■ **Request**: Can the data below be set down again exactly, line for line?

■ **Provided records**:

** begin **

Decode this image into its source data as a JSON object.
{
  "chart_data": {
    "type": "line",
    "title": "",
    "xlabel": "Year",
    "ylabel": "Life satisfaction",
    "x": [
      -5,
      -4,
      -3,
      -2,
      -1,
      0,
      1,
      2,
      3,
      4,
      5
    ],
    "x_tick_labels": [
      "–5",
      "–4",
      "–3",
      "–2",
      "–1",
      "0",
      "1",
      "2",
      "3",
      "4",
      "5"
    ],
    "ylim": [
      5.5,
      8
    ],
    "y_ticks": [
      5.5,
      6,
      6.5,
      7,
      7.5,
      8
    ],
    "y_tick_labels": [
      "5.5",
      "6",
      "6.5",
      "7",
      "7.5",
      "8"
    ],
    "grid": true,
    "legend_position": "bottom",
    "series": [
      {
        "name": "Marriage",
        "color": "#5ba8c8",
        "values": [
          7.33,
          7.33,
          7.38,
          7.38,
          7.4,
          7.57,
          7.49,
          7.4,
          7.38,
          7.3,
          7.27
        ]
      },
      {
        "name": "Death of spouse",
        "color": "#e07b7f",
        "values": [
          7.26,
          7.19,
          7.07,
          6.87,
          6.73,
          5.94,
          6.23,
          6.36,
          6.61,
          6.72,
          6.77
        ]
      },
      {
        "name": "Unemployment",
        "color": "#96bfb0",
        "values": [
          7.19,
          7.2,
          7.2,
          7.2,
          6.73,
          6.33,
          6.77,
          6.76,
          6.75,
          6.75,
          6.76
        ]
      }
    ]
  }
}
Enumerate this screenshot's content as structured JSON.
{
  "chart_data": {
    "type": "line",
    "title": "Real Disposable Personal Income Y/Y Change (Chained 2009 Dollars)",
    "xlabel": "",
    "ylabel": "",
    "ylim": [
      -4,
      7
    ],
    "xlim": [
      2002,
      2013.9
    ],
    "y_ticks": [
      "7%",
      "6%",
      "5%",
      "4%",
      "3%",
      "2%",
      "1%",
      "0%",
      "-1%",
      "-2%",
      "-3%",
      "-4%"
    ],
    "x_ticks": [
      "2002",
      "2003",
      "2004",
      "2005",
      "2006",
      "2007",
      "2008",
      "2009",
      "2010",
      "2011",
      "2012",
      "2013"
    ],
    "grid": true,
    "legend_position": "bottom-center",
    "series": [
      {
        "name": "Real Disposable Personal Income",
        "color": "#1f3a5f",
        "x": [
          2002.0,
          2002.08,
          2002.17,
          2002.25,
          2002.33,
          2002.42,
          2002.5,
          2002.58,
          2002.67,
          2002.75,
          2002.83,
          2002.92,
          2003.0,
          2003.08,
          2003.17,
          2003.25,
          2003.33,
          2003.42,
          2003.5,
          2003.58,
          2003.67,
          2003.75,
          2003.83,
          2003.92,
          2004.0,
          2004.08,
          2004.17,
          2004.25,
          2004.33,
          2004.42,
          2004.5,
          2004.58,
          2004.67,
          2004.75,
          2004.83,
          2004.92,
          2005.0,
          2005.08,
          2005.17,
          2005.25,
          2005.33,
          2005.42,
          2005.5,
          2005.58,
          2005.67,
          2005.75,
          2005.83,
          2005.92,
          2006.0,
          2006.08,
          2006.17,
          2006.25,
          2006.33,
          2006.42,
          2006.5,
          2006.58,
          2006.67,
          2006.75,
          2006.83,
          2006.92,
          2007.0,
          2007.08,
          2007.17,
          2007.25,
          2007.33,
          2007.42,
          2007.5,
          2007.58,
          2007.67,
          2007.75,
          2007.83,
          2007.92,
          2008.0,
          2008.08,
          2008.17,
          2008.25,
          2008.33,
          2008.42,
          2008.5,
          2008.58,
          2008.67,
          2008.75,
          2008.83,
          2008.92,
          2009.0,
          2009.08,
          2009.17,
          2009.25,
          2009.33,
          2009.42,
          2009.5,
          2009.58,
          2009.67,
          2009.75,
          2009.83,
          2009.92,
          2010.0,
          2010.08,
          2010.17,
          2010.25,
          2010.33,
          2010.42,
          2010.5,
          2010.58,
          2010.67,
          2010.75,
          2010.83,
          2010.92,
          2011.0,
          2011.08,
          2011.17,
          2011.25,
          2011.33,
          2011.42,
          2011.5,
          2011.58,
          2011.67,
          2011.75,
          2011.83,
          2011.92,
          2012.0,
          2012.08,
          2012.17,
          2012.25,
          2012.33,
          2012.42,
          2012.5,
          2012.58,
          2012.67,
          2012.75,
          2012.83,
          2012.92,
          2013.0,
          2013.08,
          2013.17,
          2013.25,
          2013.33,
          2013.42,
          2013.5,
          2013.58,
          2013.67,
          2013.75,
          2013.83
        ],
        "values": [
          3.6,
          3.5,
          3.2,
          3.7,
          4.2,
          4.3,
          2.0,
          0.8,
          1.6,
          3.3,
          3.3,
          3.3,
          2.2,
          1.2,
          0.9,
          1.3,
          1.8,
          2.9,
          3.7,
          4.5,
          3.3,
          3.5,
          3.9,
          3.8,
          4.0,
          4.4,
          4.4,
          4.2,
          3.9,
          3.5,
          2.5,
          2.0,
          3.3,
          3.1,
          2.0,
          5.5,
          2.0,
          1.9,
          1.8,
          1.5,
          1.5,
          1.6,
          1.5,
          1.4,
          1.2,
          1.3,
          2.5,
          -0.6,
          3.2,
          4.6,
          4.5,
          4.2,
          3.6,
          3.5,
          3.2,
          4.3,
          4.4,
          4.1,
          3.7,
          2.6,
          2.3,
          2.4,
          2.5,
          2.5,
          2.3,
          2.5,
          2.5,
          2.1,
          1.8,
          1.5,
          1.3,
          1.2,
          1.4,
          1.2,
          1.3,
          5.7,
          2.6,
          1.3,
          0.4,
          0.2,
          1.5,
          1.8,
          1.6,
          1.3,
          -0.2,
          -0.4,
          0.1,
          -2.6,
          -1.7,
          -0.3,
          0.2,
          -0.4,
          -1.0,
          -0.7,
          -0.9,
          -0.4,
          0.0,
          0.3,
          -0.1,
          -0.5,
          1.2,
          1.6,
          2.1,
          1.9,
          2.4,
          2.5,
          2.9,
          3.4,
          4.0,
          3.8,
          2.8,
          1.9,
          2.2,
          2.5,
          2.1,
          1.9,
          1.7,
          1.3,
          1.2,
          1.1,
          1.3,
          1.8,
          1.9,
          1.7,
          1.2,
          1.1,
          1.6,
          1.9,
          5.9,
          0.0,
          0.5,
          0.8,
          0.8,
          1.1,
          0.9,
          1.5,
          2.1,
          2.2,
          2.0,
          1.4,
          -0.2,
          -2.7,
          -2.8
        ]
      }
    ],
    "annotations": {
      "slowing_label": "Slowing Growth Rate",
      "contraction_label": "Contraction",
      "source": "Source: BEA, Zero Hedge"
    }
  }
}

** end **

■ **Written reply**:
Decode this image into its source data as a JSON object.
{
  "chart_data": {
    "type": "line",
    "title": "",
    "xlabel": "Year",
    "ylabel": "Life satisfaction",
    "x": [
      -5,
      -4,
      -3,
      -2,
      -1,
      0,
      1,
      2,
      3,
      4,
      5
    ],
    "x_tick_labels": [
      "–5",
      "–4",
      "–3",
      "–2",
      "–1",
      "0",
      "1",
      "2",
      "3",
      "4",
      "5"
    ],
    "ylim": [
      5.5,
      8
    ],
    "y_ticks": [
      5.5,
      6,
      6.5,
      7,
      7.5,
      8
    ],
    "y_tick_labels": [
      "5.5",
      "6",
      "6.5",
      "7",
      "7.5",
      "8"
    ],
    "grid": true,
    "legend_position": "bottom",
    "series": [
      {
        "name": "Marriage",
        "color": "#5ba8c8",
        "values": [
          7.33,
          7.33,
          7.38,
          7.38,
          7.4,
          7.57,
          7.49,
          7.4,
          7.38,
          7.3,
          7.27
        ]
      },
      {
        "name": "Death of spouse",
        "color": "#e07b7f",
        "values": [
          7.26,
          7.19,
          7.07,
          6.87,
          6.73,
          5.94,
          6.23,
          6.36,
          6.61,
          6.72,
          6.77
        ]
      },
      {
        "name": "Unemployment",
        "color": "#96bfb0",
        "values": [
          7.19,
          7.2,
          7.2,
          7.2,
          6.73,
          6.33,
          6.77,
          6.76,
          6.75,
          6.75,
          6.76
        ]
      }
    ]
  }
}
Enumerate this screenshot's content as structured JSON.
{
  "chart_data": {
    "type": "line",
    "title": "Real Disposable Personal Income Y/Y Change (Chained 2009 Dollars)",
    "xlabel": "",
    "ylabel": "",
    "ylim": [
      -4,
      7
    ],
    "xlim": [
      2002,
      2013.9
    ],
    "y_ticks": [
      "7%",
      "6%",
      "5%",
      "4%",
      "3%",
      "2%",
      "1%",
      "0%",
      "-1%",
      "-2%",
      "-3%",
      "-4%"
    ],
    "x_ticks": [
      "2002",
      "2003",
      "2004",
      "2005",
      "2006",
      "2007",
      "2008",
      "2009",
      "2010",
      "2011",
      "2012",
      "2013"
    ],
    "grid": true,
    "legend_position": "bottom-center",
    "series": [
      {
        "name": "Real Disposable Personal Income",
        "color": "#1f3a5f",
        "x": [
          2002.0,
          2002.08,
          2002.17,
          2002.25,
          2002.33,
          2002.42,
          2002.5,
          2002.58,
          2002.67,
          2002.75,
          2002.83,
          2002.92,
          2003.0,
          2003.08,
          2003.17,
          2003.25,
          2003.33,
          2003.42,
          2003.5,
          2003.58,
          2003.67,
          2003.75,
          2003.83,
          2003.92,
          2004.0,
          2004.08,
          2004.17,
          2004.25,
          2004.33,
          2004.42,
          2004.5,
          2004.58,
          2004.67,
          2004.75,
          2004.83,
          2004.92,
          2005.0,
          2005.08,
          2005.17,
          2005.25,
          2005.33,
          2005.42,
          2005.5,
          2005.58,
          2005.67,
          2005.75,
          2005.83,
          2005.92,
          2006.0,
          2006.08,
          2006.17,
          2006.25,
          2006.33,
          2006.42,
          2006.5,
          2006.58,
          2006.67,
          2006.75,
          2006.83,
          2006.92,
          2007.0,
          2007.08,
          2007.17,
          2007.25,
          2007.33,
          2007.42,
          2007.5,
          2007.58,
          2007.67,
          2007.75,
          2007.83,
          2007.92,
          2008.0,
          2008.08,
          2008.17,
          2008.25,
          2008.33,
          2008.42,
          2008.5,
          2008.58,
          2008.67,
          2008.75,
          2008.83,
          2008.92,
          2009.0,
          2009.08,
          2009.17,
          2009.25,
          2009.33,
          2009.42,
          2009.5,
          2009.58,
          2009.67,
          2009.75,
          2009.83,
          2009.92,
          2010.0,
          2010.08,
          2010.17,
          2010.25,
          2010.33,
          2010.42,
          2010.5,
          2010.58,
          2010.67,
          2010.75,
          2010.83,
          2010.92,
          2011.0,
          2011.08,
          2011.17,
          2011.25,
          2011.33,
          2011.42,
          2011.5,
          2011.58,
          2011.67,
          2011.75,
          2011.83,
          2011.92,
          2012.0,
          2012.08,
          2012.17,
          2012.25,
          2012.33,
          2012.42,
          2012.5,
          2012.58,
          2012.67,
          2012.75,
          2012.83,
          2012.92,
          2013.0,
          2013.08,
          2013.17,
          2013.25,
          2013.33,
          2013.42,
          2013.5,
          2013.58,
          2013.67,
          2013.75,
          2013.83
        ],
        "values": [
          3.6,
          3.5,
          3.2,
          3.7,
          4.2,
          4.3,
          2.0,
          0.8,
          1.6,
          3.3,
          3.3,
          3.3,
          2.2,
          1.2,
          0.9,
          1.3,
          1.8,
          2.9,
          3.7,
          4.5,
          3.3,
          3.5,
          3.9,
          3.8,
          4.0,
          4.4,
          4.4,
          4.2,
          3.9,
          3.5,
          2.5,
          2.0,
          3.3,
          3.1,
          2.0,
          5.5,
          2.0,
          1.9,
          1.8,
          1.5,
          1.5,
          1.6,
          1.5,
          1.4,
          1.2,
          1.3,
          2.5,
          -0.6,
          3.2,
          4.6,
          4.5,
          4.2,
          3.6,
          3.5,
          3.2,
          4.3,
          4.4,
          4.1,
          3.7,
          2.6,
          2.3,
          2.4,
          2.5,
          2.5,
          2.3,
          2.5,
          2.5,
          2.1,
          1.8,
          1.5,
          1.3,
          1.2,
          1.4,
          1.2,
          1.3,
          5.7,
          2.6,
          1.3,
          0.4,
          0.2,
          1.5,
          1.8,
          1.6,
          1.3,
          -0.2,
          -0.4,
          0.1,
          -2.6,
          -1.7,
          -0.3,
          0.2,
          -0.4,
          -1.0,
          -0.7,
          -0.9,
          -0.4,
          0.0,
          0.3,
          -0.1,
          -0.5,
          1.2,
          1.6,
          2.1,
          1.9,
          2.4,
          2.5,
          2.9,
          3.4,
          4.0,
          3.8,
          2.8,
          1.9,
          2.2,
          2.5,
          2.1,
          1.9,
          1.7,
          1.3,
          1.2,
          1.1,
          1.3,
          1.8,
          1.9,
          1.7,
          1.2,
          1.1,
          1.6,
          1.9,
          5.9,
          0.0,
          0.5,
          0.8,
          0.8,
          1.1,
          0.9,
          1.5,
          2.1,
          2.2,
          2.0,
          1.4,
          -0.2,
          -2.7,
          -2.8
        ]
      }
    ],
    "annotations": {
      "slowing_label": "Slowing Growth Rate",
      "contraction_label": "Contraction",
      "source": "Source: BEA, Zero Hedge"
    }
  }
}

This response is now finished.